Count the lines containing "source". Give the number alone.

===== DATA TO USE =====

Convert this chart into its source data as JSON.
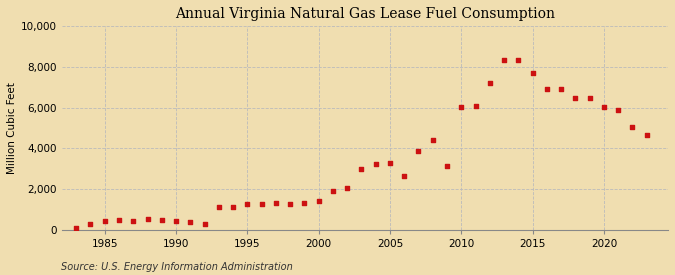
{
  "title": "Annual Virginia Natural Gas Lease Fuel Consumption",
  "ylabel": "Million Cubic Feet",
  "source": "Source: U.S. Energy Information Administration",
  "background_color": "#f0deb0",
  "plot_background_color": "#f0deb0",
  "marker_color": "#cc1111",
  "grid_color": "#bbbbbb",
  "xlim": [
    1982,
    2024.5
  ],
  "ylim": [
    0,
    10000
  ],
  "yticks": [
    0,
    2000,
    4000,
    6000,
    8000,
    10000
  ],
  "xticks": [
    1985,
    1990,
    1995,
    2000,
    2005,
    2010,
    2015,
    2020
  ],
  "years": [
    1983,
    1984,
    1985,
    1986,
    1987,
    1988,
    1989,
    1990,
    1991,
    1992,
    1993,
    1994,
    1995,
    1996,
    1997,
    1998,
    1999,
    2000,
    2001,
    2002,
    2003,
    2004,
    2005,
    2006,
    2007,
    2008,
    2009,
    2010,
    2011,
    2012,
    2013,
    2014,
    2015,
    2016,
    2017,
    2018,
    2019,
    2020,
    2021,
    2022,
    2023
  ],
  "values": [
    80,
    280,
    420,
    480,
    420,
    520,
    500,
    430,
    380,
    270,
    1100,
    1120,
    1280,
    1280,
    1300,
    1280,
    1320,
    1420,
    1900,
    2050,
    3000,
    3250,
    3300,
    2650,
    3850,
    4400,
    3150,
    6050,
    6100,
    7200,
    8350,
    8350,
    7700,
    6900,
    6900,
    6500,
    6500,
    6050,
    5900,
    5050,
    4650
  ]
}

=====

**FULL ANSWER**:
2